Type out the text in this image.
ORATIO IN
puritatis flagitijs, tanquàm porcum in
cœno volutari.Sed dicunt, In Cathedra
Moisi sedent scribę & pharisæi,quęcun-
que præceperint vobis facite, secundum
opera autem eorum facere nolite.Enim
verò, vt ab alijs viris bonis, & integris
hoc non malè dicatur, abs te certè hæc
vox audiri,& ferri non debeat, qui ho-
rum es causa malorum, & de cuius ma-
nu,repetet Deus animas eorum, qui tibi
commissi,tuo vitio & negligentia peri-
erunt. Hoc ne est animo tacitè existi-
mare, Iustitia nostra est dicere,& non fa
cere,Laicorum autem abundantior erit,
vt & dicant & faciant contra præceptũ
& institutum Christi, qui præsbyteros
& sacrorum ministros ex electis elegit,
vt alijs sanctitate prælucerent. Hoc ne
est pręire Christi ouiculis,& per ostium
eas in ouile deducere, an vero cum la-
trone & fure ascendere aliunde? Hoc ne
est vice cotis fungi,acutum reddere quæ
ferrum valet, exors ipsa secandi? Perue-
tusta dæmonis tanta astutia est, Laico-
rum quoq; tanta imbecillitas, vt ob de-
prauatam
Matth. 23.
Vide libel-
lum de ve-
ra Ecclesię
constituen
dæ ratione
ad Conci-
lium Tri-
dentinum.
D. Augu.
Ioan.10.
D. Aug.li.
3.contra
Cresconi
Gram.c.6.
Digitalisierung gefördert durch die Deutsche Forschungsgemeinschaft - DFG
__________
**TASK TO CARRY OUT**
Look through the records and gather every line containing "autem".

**CORRECT RESPONSE**
opera autem eorum facere nolite.Enim
cere,Laicorum autem abundantior erit,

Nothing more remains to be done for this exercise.